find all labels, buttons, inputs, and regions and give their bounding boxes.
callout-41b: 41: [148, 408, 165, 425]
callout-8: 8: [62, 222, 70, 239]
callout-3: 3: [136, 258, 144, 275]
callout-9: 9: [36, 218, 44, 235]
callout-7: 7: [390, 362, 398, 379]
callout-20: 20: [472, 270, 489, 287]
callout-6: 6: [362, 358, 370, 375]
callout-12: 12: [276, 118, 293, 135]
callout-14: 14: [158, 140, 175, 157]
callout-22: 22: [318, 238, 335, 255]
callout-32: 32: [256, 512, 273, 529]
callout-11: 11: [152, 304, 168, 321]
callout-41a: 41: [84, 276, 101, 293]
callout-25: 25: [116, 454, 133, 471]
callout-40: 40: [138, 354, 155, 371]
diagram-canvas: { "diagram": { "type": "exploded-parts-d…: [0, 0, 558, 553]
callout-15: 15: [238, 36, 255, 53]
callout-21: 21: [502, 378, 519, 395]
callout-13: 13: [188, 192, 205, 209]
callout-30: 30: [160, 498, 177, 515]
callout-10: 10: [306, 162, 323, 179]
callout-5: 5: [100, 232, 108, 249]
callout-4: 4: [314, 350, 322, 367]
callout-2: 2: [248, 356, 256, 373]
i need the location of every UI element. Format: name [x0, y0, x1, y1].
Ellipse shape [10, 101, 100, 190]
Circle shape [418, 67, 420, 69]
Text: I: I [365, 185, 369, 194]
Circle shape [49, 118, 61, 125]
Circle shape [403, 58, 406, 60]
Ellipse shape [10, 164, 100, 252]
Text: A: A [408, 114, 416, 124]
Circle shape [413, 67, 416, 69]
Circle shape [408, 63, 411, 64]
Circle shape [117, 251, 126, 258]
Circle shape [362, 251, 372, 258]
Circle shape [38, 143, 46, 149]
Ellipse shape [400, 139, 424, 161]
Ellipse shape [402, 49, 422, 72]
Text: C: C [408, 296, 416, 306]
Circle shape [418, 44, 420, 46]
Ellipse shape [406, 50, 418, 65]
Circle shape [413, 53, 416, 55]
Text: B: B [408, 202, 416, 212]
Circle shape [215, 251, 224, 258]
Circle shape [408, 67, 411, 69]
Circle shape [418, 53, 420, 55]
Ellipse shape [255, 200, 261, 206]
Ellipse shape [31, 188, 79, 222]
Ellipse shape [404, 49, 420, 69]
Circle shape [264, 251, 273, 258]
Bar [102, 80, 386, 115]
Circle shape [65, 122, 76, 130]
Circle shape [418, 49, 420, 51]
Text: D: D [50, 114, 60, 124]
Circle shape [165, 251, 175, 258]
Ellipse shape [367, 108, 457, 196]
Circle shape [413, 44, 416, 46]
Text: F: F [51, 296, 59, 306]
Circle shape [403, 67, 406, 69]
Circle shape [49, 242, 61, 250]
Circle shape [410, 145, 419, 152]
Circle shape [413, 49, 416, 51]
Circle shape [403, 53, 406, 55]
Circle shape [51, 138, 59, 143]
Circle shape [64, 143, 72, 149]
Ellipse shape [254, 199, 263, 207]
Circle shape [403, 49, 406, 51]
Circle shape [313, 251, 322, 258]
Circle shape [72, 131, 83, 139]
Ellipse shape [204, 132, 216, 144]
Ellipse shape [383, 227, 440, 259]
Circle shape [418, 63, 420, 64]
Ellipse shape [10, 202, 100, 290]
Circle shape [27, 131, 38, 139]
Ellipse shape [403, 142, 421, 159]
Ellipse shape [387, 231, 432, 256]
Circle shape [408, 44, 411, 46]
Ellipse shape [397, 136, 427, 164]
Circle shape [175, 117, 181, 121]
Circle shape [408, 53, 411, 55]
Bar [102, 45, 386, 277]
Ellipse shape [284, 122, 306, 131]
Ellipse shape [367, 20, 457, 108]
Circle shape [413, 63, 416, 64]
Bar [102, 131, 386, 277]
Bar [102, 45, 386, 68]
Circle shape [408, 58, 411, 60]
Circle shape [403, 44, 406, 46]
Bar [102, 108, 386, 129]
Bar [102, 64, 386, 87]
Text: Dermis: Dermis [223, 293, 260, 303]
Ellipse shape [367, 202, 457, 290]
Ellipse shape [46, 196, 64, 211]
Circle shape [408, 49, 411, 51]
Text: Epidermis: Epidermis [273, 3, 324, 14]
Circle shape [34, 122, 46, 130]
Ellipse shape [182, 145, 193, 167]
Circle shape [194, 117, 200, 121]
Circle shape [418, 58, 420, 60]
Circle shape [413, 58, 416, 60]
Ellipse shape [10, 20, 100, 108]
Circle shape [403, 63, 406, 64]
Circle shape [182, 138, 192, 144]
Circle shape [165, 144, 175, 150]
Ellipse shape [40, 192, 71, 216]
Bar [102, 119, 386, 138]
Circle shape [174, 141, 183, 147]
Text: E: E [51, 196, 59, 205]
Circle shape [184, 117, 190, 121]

== == ==

» DETTAGLI DELL'ESERCIZIO:
Ricopia tutte le voci riportate sopra, riga per riga, senza cambiare nulla.

» RISULTATO ATTESO:
find all labels, buttons, inputs, and regions and give their bounding boxes.
callout-41b: 41: [148, 408, 165, 425]
callout-8: 8: [62, 222, 70, 239]
callout-3: 3: [136, 258, 144, 275]
callout-9: 9: [36, 218, 44, 235]
callout-7: 7: [390, 362, 398, 379]
callout-20: 20: [472, 270, 489, 287]
callout-6: 6: [362, 358, 370, 375]
callout-12: 12: [276, 118, 293, 135]
callout-14: 14: [158, 140, 175, 157]
callout-22: 22: [318, 238, 335, 255]
callout-32: 32: [256, 512, 273, 529]
callout-11: 11: [152, 304, 168, 321]
callout-41a: 41: [84, 276, 101, 293]
callout-25: 25: [116, 454, 133, 471]
callout-40: 40: [138, 354, 155, 371]
diagram-canvas: { "diagram": { "type": "exploded-parts-d…: [0, 0, 558, 553]
callout-15: 15: [238, 36, 255, 53]
callout-21: 21: [502, 378, 519, 395]
callout-13: 13: [188, 192, 205, 209]
callout-30: 30: [160, 498, 177, 515]
callout-10: 10: [306, 162, 323, 179]
callout-5: 5: [100, 232, 108, 249]
callout-4: 4: [314, 350, 322, 367]
callout-2: 2: [248, 356, 256, 373]
i need the location of every UI element. Format: name [x0, y0, x1, y1].
Ellipse shape [10, 101, 100, 190]
Circle shape [418, 67, 420, 69]
Text: I: I [365, 185, 369, 194]
Circle shape [49, 118, 61, 125]
Circle shape [403, 58, 406, 60]
Ellipse shape [10, 164, 100, 252]
Text: A: A [408, 114, 416, 124]
Circle shape [413, 67, 416, 69]
Circle shape [408, 63, 411, 64]
Circle shape [117, 251, 126, 258]
Circle shape [362, 251, 372, 258]
Circle shape [38, 143, 46, 149]
Ellipse shape [400, 139, 424, 161]
Ellipse shape [402, 49, 422, 72]
Text: C: C [408, 296, 416, 306]
Circle shape [418, 44, 420, 46]
Ellipse shape [406, 50, 418, 65]
Circle shape [413, 53, 416, 55]
Text: B: B [408, 202, 416, 212]
Circle shape [215, 251, 224, 258]
Circle shape [408, 67, 411, 69]
Circle shape [418, 53, 420, 55]
Ellipse shape [255, 200, 261, 206]
Ellipse shape [31, 188, 79, 222]
Ellipse shape [404, 49, 420, 69]
Circle shape [264, 251, 273, 258]
Bar [102, 80, 386, 115]
Circle shape [65, 122, 76, 130]
Circle shape [418, 49, 420, 51]
Text: D: D [50, 114, 60, 124]
Circle shape [165, 251, 175, 258]
Ellipse shape [367, 108, 457, 196]
Circle shape [413, 44, 416, 46]
Text: F: F [51, 296, 59, 306]
Circle shape [403, 67, 406, 69]
Circle shape [49, 242, 61, 250]
Circle shape [410, 145, 419, 152]
Circle shape [413, 49, 416, 51]
Circle shape [403, 53, 406, 55]
Circle shape [51, 138, 59, 143]
Circle shape [64, 143, 72, 149]
Ellipse shape [254, 199, 263, 207]
Circle shape [403, 49, 406, 51]
Circle shape [313, 251, 322, 258]
Circle shape [72, 131, 83, 139]
Ellipse shape [204, 132, 216, 144]
Ellipse shape [383, 227, 440, 259]
Circle shape [418, 63, 420, 64]
Ellipse shape [10, 202, 100, 290]
Circle shape [27, 131, 38, 139]
Ellipse shape [403, 142, 421, 159]
Ellipse shape [387, 231, 432, 256]
Circle shape [408, 44, 411, 46]
Ellipse shape [397, 136, 427, 164]
Circle shape [175, 117, 181, 121]
Circle shape [408, 53, 411, 55]
Bar [102, 45, 386, 277]
Ellipse shape [284, 122, 306, 131]
Ellipse shape [367, 20, 457, 108]
Circle shape [413, 63, 416, 64]
Bar [102, 131, 386, 277]
Bar [102, 45, 386, 68]
Circle shape [408, 58, 411, 60]
Circle shape [403, 44, 406, 46]
Bar [102, 108, 386, 129]
Bar [102, 64, 386, 87]
Text: Dermis: Dermis [223, 293, 260, 303]
Ellipse shape [367, 202, 457, 290]
Ellipse shape [46, 196, 64, 211]
Circle shape [408, 49, 411, 51]
Text: Epidermis: Epidermis [273, 3, 324, 14]
Circle shape [34, 122, 46, 130]
Ellipse shape [182, 145, 193, 167]
Circle shape [194, 117, 200, 121]
Circle shape [418, 58, 420, 60]
Circle shape [413, 58, 416, 60]
Ellipse shape [10, 20, 100, 108]
Circle shape [403, 63, 406, 64]
Circle shape [182, 138, 192, 144]
Circle shape [165, 144, 175, 150]
Ellipse shape [40, 192, 71, 216]
Bar [102, 119, 386, 138]
Circle shape [174, 141, 183, 147]
Text: E: E [51, 196, 59, 205]
Circle shape [184, 117, 190, 121]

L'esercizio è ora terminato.